-- begin --

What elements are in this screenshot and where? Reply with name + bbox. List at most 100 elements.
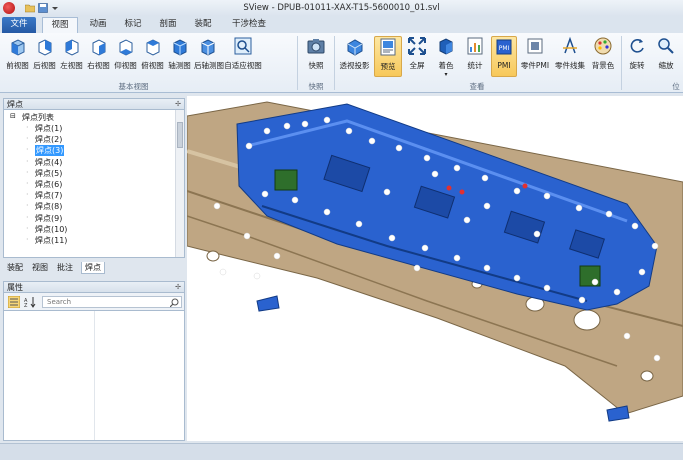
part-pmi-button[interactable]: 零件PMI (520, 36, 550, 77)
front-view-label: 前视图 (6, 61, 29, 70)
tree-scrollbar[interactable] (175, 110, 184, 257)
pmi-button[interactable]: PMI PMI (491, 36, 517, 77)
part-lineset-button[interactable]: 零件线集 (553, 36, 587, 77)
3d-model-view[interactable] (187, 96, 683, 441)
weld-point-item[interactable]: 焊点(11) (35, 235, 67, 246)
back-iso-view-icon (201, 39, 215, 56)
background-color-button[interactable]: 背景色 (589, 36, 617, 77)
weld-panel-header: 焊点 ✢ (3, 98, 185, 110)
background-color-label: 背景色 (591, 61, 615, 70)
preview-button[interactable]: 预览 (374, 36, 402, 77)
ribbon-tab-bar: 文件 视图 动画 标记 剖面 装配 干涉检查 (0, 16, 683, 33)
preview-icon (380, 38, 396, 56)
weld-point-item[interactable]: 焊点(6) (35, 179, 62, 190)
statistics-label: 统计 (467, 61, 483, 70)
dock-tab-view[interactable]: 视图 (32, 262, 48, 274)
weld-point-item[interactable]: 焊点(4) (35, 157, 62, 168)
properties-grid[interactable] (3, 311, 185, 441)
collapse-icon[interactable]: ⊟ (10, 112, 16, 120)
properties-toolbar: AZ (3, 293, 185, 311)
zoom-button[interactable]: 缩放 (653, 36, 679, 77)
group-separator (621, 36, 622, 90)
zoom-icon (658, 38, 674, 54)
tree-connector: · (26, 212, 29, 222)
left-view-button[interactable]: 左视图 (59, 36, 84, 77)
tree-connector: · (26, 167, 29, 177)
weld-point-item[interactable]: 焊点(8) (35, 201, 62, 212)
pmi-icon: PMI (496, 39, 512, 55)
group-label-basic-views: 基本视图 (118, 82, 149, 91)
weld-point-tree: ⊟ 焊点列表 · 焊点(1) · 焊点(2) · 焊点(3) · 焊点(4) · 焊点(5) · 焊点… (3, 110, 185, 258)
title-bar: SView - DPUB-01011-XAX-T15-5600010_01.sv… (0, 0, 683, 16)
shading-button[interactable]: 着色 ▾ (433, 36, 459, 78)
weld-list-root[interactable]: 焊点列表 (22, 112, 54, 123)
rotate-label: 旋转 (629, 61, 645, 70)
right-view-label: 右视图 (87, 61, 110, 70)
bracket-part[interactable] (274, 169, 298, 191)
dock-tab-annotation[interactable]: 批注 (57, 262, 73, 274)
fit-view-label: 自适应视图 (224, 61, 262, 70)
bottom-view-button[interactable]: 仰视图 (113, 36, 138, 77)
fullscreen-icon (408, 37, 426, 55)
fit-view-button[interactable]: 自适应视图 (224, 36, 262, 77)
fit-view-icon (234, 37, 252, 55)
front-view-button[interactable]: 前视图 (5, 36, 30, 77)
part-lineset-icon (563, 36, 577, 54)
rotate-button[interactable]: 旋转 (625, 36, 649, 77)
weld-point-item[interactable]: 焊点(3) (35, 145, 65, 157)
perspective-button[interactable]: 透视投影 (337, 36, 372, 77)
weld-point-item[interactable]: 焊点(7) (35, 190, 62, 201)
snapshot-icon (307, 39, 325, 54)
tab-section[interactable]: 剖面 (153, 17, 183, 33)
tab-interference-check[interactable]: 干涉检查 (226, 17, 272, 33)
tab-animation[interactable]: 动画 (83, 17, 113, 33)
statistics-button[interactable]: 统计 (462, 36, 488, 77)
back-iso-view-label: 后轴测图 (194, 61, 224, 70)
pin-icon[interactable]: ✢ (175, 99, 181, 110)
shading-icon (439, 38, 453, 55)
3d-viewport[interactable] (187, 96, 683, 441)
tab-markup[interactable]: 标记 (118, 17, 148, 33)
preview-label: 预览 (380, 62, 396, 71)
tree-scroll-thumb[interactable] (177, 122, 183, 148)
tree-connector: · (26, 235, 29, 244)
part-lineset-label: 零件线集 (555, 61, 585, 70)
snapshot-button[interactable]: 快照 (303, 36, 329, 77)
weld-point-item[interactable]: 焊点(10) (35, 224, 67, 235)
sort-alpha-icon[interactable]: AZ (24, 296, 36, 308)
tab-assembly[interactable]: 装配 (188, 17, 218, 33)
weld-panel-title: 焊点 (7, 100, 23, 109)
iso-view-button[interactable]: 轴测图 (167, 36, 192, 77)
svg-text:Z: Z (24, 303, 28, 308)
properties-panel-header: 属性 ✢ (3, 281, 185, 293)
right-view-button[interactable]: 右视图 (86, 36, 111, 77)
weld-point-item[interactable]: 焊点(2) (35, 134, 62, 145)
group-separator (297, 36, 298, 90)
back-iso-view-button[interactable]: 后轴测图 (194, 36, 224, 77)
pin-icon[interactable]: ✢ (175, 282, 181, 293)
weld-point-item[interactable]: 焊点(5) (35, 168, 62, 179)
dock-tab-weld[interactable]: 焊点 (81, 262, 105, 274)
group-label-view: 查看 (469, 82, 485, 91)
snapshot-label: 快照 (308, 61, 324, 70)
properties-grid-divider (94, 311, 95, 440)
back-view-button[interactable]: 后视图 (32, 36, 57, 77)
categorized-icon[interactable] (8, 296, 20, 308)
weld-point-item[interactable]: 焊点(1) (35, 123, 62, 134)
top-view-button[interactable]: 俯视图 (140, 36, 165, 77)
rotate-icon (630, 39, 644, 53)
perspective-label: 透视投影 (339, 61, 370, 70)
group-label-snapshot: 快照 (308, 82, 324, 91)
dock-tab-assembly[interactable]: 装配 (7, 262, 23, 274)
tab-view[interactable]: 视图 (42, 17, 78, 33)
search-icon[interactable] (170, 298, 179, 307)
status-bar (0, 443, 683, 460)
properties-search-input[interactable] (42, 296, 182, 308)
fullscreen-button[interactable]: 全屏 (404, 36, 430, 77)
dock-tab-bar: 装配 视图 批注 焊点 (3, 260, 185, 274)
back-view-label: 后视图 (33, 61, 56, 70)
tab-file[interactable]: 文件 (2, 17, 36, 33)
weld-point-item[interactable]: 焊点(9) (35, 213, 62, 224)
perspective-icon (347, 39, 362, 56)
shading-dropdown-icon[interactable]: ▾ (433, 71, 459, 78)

-- end --

> [EXERCISE] Replace "weld-point-item" with "weld-spot-item" everywhere in the material above, leaving everything else unchanged, and reproduce it without the picture.

> [SOLUTION FOR THIS PROBLEM]
What elements are in this screenshot and where? Reply with name + bbox. List at most 100 elements.
part-pmi-button[interactable]: 零件PMI (520, 36, 550, 77)
front-view-label: 前视图 (6, 61, 29, 70)
tree-scrollbar[interactable] (175, 110, 184, 257)
pmi-button[interactable]: PMI PMI (491, 36, 517, 77)
part-lineset-button[interactable]: 零件线集 (553, 36, 587, 77)
3d-model-view[interactable] (187, 96, 683, 441)
weld-spot-item[interactable]: 焊点(11) (35, 235, 67, 246)
back-iso-view-icon (201, 39, 215, 56)
background-color-button[interactable]: 背景色 (589, 36, 617, 77)
weld-panel-header: 焊点 ✢ (3, 98, 185, 110)
background-color-label: 背景色 (591, 61, 615, 70)
preview-button[interactable]: 预览 (374, 36, 402, 77)
ribbon-tab-bar: 文件 视图 动画 标记 剖面 装配 干涉检查 (0, 16, 683, 33)
preview-icon (380, 38, 396, 56)
weld-spot-item[interactable]: 焊点(6) (35, 179, 62, 190)
statistics-label: 统计 (467, 61, 483, 70)
dock-tab-view[interactable]: 视图 (32, 262, 48, 274)
weld-spot-item[interactable]: 焊点(4) (35, 157, 62, 168)
properties-grid[interactable] (3, 311, 185, 441)
collapse-icon[interactable]: ⊟ (10, 112, 16, 120)
properties-toolbar: AZ (3, 293, 185, 311)
zoom-button[interactable]: 缩放 (653, 36, 679, 77)
group-separator (621, 36, 622, 90)
zoom-icon (658, 38, 674, 54)
tree-connector: · (26, 212, 29, 222)
left-view-button[interactable]: 左视图 (59, 36, 84, 77)
tree-connector: · (26, 167, 29, 177)
weld-spot-item[interactable]: 焊点(8) (35, 201, 62, 212)
pmi-icon: PMI (496, 39, 512, 55)
group-label-basic-views: 基本视图 (118, 82, 149, 91)
weld-point-tree: ⊟ 焊点列表 · 焊点(1) · 焊点(2) · 焊点(3) · 焊点(4) · 焊点(5) · 焊点… (3, 110, 185, 258)
title-bar: SView - DPUB-01011-XAX-T15-5600010_01.sv… (0, 0, 683, 16)
shading-button[interactable]: 着色 ▾ (433, 36, 459, 78)
weld-list-root[interactable]: 焊点列表 (22, 112, 54, 123)
rotate-label: 旋转 (629, 61, 645, 70)
right-view-label: 右视图 (87, 61, 110, 70)
bracket-part[interactable] (274, 169, 298, 191)
dock-tab-annotation[interactable]: 批注 (57, 262, 73, 274)
fit-view-label: 自适应视图 (224, 61, 262, 70)
bottom-view-button[interactable]: 仰视图 (113, 36, 138, 77)
fullscreen-icon (408, 37, 426, 55)
fit-view-button[interactable]: 自适应视图 (224, 36, 262, 77)
fit-view-icon (234, 37, 252, 55)
front-view-button[interactable]: 前视图 (5, 36, 30, 77)
part-lineset-icon (563, 36, 577, 54)
rotate-button[interactable]: 旋转 (625, 36, 649, 77)
weld-spot-item[interactable]: 焊点(3) (35, 145, 65, 157)
perspective-button[interactable]: 透视投影 (337, 36, 372, 77)
weld-spot-item[interactable]: 焊点(7) (35, 190, 62, 201)
snapshot-icon (307, 39, 325, 54)
tab-section[interactable]: 剖面 (153, 17, 183, 33)
tab-interference-check[interactable]: 干涉检查 (226, 17, 272, 33)
tab-animation[interactable]: 动画 (83, 17, 113, 33)
statistics-button[interactable]: 统计 (462, 36, 488, 77)
back-iso-view-label: 后轴测图 (194, 61, 224, 70)
pin-icon[interactable]: ✢ (175, 99, 181, 110)
shading-icon (439, 38, 453, 55)
3d-viewport[interactable] (187, 96, 683, 441)
tab-markup[interactable]: 标记 (118, 17, 148, 33)
preview-label: 预览 (380, 62, 396, 71)
tree-scroll-thumb[interactable] (177, 122, 183, 148)
tree-connector: · (26, 235, 29, 244)
part-lineset-label: 零件线集 (555, 61, 585, 70)
snapshot-button[interactable]: 快照 (303, 36, 329, 77)
weld-spot-item[interactable]: 焊点(10) (35, 224, 67, 235)
sort-alpha-icon[interactable]: AZ (24, 296, 36, 308)
tab-assembly[interactable]: 装配 (188, 17, 218, 33)
weld-panel-title: 焊点 (7, 100, 23, 109)
iso-view-button[interactable]: 轴测图 (167, 36, 192, 77)
svg-text:Z: Z (24, 303, 28, 308)
properties-panel-header: 属性 ✢ (3, 281, 185, 293)
right-view-button[interactable]: 右视图 (86, 36, 111, 77)
weld-spot-item[interactable]: 焊点(2) (35, 134, 62, 145)
group-separator (297, 36, 298, 90)
back-iso-view-button[interactable]: 后轴测图 (194, 36, 224, 77)
pin-icon[interactable]: ✢ (175, 282, 181, 293)
weld-spot-item[interactable]: 焊点(5) (35, 168, 62, 179)
dock-tab-weld[interactable]: 焊点 (81, 262, 105, 274)
group-label-view: 查看 (469, 82, 485, 91)
snapshot-label: 快照 (308, 61, 324, 70)
properties-grid-divider (94, 311, 95, 440)
back-view-button[interactable]: 后视图 (32, 36, 57, 77)
categorized-icon[interactable] (8, 296, 20, 308)
weld-spot-item[interactable]: 焊点(1) (35, 123, 62, 134)
top-view-button[interactable]: 俯视图 (140, 36, 165, 77)
rotate-icon (630, 39, 644, 53)
perspective-label: 透视投影 (339, 61, 370, 70)
group-label-snapshot: 快照 (308, 82, 324, 91)
dock-tab-assembly[interactable]: 装配 (7, 262, 23, 274)
tab-view[interactable]: 视图 (42, 17, 78, 33)
search-icon[interactable] (170, 298, 179, 307)
status-bar (0, 443, 683, 460)
properties-search-input[interactable] (42, 296, 182, 308)
fullscreen-button[interactable]: 全屏 (404, 36, 430, 77)
dock-tab-bar: 装配 视图 批注 焊点 (3, 260, 185, 274)
back-view-label: 后视图 (33, 61, 56, 70)
tab-file[interactable]: 文件 (2, 17, 36, 33)
weld-spot-item[interactable]: 焊点(9) (35, 213, 62, 224)
perspective-icon (347, 39, 362, 56)
shading-dropdown-icon[interactable]: ▾ (433, 71, 459, 78)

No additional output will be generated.